== EXTRACTED ENTRIES ==
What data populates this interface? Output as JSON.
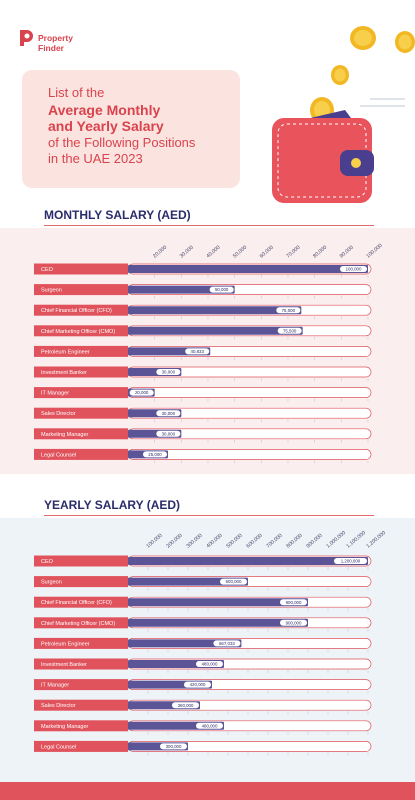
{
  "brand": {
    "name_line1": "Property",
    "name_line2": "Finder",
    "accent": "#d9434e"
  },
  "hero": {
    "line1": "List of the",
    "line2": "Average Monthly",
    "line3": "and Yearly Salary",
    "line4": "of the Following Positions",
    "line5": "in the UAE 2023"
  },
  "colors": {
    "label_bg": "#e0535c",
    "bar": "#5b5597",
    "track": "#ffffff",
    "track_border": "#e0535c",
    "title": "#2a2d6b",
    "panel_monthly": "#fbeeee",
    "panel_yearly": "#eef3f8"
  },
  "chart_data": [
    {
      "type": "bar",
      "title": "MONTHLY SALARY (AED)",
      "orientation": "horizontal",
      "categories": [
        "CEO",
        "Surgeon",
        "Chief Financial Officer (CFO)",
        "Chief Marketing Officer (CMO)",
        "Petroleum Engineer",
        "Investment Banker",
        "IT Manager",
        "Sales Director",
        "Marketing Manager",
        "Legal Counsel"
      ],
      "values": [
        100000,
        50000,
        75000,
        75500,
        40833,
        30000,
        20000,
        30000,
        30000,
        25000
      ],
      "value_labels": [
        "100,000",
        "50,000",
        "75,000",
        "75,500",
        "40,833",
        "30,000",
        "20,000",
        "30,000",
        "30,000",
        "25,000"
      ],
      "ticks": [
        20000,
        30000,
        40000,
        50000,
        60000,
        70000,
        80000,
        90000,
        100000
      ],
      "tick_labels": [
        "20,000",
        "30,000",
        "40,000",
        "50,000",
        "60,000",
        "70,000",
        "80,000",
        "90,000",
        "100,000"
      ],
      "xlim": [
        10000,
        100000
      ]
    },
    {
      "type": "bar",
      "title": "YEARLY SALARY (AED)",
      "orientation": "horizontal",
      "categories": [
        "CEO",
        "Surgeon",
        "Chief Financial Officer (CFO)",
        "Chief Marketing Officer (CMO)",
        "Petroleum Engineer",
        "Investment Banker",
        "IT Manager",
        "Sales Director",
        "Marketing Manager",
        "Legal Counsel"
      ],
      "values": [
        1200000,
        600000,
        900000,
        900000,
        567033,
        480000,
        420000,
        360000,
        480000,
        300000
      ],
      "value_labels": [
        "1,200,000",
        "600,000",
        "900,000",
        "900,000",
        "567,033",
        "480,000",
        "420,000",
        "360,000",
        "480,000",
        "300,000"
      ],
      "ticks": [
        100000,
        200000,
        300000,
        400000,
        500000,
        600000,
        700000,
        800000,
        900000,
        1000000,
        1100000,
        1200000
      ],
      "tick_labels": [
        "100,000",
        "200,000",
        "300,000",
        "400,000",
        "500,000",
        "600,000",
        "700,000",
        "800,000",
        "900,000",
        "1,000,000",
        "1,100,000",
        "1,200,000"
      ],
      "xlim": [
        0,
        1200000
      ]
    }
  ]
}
===
== EXTRACTED ENTRIES ==
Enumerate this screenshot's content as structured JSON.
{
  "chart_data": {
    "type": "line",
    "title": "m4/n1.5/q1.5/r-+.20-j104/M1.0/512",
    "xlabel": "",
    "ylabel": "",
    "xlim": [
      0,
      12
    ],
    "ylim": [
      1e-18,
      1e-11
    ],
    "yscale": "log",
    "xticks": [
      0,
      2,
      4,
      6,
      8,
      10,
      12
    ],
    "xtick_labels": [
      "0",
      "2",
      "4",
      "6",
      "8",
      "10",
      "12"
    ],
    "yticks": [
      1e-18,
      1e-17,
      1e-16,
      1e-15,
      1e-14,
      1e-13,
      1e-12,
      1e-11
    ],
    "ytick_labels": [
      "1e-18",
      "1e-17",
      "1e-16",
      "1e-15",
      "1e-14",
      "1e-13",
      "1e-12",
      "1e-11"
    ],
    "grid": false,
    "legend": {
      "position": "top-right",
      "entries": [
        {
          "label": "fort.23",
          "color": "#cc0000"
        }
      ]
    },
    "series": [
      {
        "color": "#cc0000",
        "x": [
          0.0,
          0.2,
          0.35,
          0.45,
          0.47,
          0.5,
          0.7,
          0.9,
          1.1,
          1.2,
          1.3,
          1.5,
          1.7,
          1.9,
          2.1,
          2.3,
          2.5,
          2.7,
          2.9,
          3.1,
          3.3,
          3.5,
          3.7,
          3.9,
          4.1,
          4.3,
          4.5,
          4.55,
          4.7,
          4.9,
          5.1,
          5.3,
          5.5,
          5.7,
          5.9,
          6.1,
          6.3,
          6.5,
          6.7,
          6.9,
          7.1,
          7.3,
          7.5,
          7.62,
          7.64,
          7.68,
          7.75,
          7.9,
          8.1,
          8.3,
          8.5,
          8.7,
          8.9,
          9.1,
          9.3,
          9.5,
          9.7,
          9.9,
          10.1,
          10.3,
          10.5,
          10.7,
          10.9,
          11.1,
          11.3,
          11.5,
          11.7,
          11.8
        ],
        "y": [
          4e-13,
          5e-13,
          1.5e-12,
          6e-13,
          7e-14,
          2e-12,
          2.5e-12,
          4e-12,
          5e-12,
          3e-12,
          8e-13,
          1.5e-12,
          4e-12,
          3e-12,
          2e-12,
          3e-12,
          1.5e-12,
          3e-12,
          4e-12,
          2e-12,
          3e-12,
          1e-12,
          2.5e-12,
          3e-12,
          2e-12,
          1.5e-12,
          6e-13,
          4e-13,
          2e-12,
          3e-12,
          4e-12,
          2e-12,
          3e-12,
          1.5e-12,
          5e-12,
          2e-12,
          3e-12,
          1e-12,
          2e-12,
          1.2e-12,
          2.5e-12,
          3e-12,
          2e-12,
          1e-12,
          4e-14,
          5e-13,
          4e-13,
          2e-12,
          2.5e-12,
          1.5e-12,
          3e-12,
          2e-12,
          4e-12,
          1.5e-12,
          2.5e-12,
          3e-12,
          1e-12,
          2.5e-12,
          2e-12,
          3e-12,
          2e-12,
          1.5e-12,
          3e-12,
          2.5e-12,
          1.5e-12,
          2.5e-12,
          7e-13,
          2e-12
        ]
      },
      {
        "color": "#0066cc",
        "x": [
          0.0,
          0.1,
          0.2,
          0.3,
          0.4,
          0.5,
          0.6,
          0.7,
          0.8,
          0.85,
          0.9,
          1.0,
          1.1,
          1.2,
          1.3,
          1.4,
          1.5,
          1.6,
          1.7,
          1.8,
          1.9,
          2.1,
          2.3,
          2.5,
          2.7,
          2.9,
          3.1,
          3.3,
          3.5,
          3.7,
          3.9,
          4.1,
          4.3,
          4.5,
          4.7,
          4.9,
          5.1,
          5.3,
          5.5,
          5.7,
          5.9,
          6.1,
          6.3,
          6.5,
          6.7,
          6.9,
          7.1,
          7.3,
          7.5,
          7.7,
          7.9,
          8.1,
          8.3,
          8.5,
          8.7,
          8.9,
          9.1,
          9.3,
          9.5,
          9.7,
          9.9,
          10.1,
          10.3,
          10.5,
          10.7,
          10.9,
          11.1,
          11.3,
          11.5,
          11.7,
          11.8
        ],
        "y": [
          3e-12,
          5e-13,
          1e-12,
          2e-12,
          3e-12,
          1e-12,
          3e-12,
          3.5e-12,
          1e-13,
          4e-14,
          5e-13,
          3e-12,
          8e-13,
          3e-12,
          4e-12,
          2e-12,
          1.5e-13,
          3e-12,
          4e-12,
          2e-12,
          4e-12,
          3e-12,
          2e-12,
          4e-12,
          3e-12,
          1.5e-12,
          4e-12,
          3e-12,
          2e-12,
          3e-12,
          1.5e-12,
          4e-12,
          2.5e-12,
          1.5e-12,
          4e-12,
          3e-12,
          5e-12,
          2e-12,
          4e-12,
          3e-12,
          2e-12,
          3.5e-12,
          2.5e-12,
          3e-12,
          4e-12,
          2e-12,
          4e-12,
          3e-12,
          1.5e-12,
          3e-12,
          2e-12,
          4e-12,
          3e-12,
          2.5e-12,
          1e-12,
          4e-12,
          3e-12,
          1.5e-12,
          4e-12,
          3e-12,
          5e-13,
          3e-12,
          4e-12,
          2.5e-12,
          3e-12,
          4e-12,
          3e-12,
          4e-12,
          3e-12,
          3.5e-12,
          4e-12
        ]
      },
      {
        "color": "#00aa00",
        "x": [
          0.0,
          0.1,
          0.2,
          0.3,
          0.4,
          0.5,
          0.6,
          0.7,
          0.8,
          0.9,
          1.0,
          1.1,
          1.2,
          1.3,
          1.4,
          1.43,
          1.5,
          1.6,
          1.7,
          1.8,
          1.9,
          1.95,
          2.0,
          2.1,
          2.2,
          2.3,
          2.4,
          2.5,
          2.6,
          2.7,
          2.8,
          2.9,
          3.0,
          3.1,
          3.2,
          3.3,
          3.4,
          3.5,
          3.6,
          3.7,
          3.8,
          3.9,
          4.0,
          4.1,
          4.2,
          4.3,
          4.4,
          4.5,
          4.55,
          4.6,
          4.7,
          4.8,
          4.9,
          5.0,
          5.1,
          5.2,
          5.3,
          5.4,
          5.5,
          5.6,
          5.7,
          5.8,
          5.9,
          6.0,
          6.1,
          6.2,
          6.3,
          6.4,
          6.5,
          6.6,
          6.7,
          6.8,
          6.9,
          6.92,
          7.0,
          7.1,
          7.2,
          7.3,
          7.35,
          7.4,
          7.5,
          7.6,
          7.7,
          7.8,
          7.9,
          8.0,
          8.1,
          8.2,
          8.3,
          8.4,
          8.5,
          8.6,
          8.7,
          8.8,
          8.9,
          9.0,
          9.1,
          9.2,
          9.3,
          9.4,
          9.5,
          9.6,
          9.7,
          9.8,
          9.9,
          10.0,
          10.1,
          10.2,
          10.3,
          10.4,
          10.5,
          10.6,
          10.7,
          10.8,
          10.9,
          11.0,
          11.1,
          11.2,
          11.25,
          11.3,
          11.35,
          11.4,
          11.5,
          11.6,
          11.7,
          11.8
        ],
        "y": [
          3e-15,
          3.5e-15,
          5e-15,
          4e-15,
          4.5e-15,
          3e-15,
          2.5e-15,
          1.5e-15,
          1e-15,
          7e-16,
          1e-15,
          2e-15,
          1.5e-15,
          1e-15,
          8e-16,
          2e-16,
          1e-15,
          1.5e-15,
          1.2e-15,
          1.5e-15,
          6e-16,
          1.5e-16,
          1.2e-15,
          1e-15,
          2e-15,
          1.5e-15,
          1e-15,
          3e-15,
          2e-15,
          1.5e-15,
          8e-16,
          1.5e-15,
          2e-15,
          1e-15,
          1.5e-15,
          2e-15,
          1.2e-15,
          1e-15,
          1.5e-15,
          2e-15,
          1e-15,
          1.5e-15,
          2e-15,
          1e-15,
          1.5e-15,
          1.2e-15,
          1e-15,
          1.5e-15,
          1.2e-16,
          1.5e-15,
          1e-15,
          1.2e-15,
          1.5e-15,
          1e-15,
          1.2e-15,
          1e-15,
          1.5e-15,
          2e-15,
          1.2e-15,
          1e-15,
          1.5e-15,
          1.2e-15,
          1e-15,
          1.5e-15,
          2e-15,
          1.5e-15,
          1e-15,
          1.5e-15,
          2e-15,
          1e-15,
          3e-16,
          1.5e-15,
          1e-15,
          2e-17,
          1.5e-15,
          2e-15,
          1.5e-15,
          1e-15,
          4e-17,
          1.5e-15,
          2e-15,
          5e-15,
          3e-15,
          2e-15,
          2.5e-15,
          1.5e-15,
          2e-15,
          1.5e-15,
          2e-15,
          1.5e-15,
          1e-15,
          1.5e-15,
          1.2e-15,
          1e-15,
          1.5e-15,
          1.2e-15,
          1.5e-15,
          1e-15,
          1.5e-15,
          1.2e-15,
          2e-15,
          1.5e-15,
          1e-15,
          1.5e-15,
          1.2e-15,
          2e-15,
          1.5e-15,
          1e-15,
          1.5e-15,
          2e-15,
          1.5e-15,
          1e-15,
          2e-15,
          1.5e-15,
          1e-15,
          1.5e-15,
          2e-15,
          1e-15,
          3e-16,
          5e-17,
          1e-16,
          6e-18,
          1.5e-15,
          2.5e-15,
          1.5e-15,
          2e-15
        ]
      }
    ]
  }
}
===
§ **EXERCISE**
Find the word "title" in the data and copy out each line where it turns up.

§ **COMPLETE RESPONSE**
    "title": "#2a2d6b",
      "title": "MONTHLY SALARY (AED)",
      "title": "YEARLY SALARY (AED)",
    "title": "m4/n1.5/q1.5/r-+.20-j104/M1.0/512",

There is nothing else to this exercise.